**What the task asks:**
Return unchanged every line of the entries, starting with the line containing "property-label: 護甲: <box>213" and continuing through the line containing "requirement-separator: , <box>299", with both of those lines included.
---------- Dataset content
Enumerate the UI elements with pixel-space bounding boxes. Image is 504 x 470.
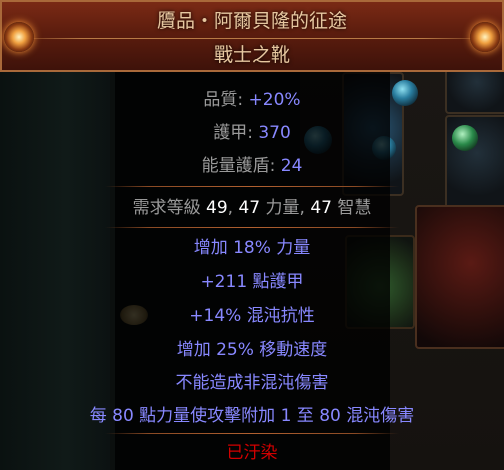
property-label: 護甲: <box>213 123 259 143</box>
requirement-int: 47 <box>310 198 332 218</box>
tooltip-header: 贗品・阿爾貝隆的征途 戰士之靴 <box>0 0 504 72</box>
modifier-line: 增加 18% 力量 <box>193 238 311 258</box>
modifier-line: +14% 混沌抗性 <box>189 306 315 326</box>
property-value: 370 <box>258 123 291 143</box>
header-divider <box>8 38 496 39</box>
section-divider <box>105 186 399 187</box>
item-name: 贗品・阿爾貝隆的征途 <box>156 10 347 32</box>
property-value: 24 <box>280 156 303 176</box>
item-tooltip: 贗品・阿爾貝隆的征途 戰士之靴 品質: +20% 護甲: 370 能量護盾: 2… <box>0 0 504 470</box>
requirement-level: 49 <box>206 198 228 218</box>
property-armour: 護甲: 370 <box>0 121 504 145</box>
modifier-line: 每 80 點力量使攻擊附加 1 至 80 混沌傷害 <box>89 406 415 426</box>
requirement-separator: , <box>299 198 311 218</box>
section-divider <box>105 227 399 228</box>
requirement-str: 47 <box>238 198 261 218</box>
requirements-line: 需求等級 49, 47 力量, 47 智慧 <box>0 196 504 220</box>
modifier-line: +211 點護甲 <box>200 272 304 292</box>
requirement-prefix: 需求等級 <box>132 198 207 218</box>
corrupted-label: 已汙染 <box>226 443 278 463</box>
requirement-int-label: 智慧 <box>331 198 372 218</box>
property-label: 能量護盾: <box>201 156 281 176</box>
modifier-line: 增加 25% 移動速度 <box>176 340 328 360</box>
modifier-line: 不能造成非混沌傷害 <box>175 373 329 393</box>
requirement-str-label: 力量 <box>260 198 300 218</box>
ornament-orb-icon <box>470 22 500 52</box>
requirement-separator: , <box>227 198 239 218</box>
property-energy-shield: 能量護盾: 24 <box>0 154 504 178</box>
property-value: +20% <box>248 90 301 110</box>
item-base-type: 戰士之靴 <box>213 44 290 66</box>
section-divider <box>105 433 399 434</box>
ornament-orb-icon <box>4 22 34 52</box>
property-quality: 品質: +20% <box>0 88 504 112</box>
property-label: 品質: <box>203 90 249 110</box>
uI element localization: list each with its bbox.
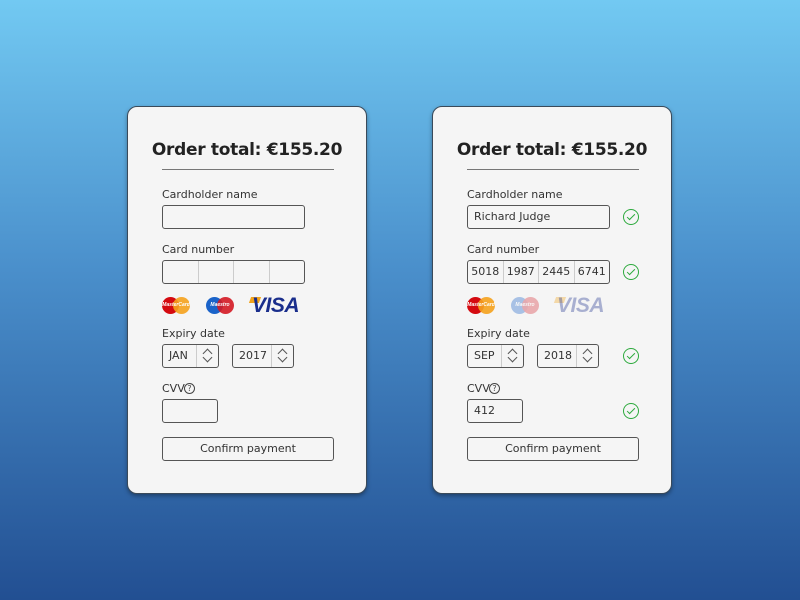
--------------------
**Problem solution:**
property-label: 護甲: <box>213 123 259 143</box>
requirement-int: 47 <box>310 198 332 218</box>
tooltip-header: 贗品・阿爾貝隆的征途 戰士之靴 <box>0 0 504 72</box>
modifier-line: 增加 18% 力量 <box>193 238 311 258</box>
modifier-line: +14% 混沌抗性 <box>189 306 315 326</box>
property-value: 370 <box>258 123 291 143</box>
header-divider <box>8 38 496 39</box>
section-divider <box>105 186 399 187</box>
item-name: 贗品・阿爾貝隆的征途 <box>156 10 347 32</box>
property-value: 24 <box>280 156 303 176</box>
item-tooltip: 贗品・阿爾貝隆的征途 戰士之靴 品質: +20% 護甲: 370 能量護盾: 2… <box>0 0 504 470</box>
requirement-level: 49 <box>206 198 228 218</box>
property-armour: 護甲: 370 <box>0 121 504 145</box>
modifier-line: 每 80 點力量使攻擊附加 1 至 80 混沌傷害 <box>89 406 415 426</box>
requirement-separator: , <box>299 198 311 218</box>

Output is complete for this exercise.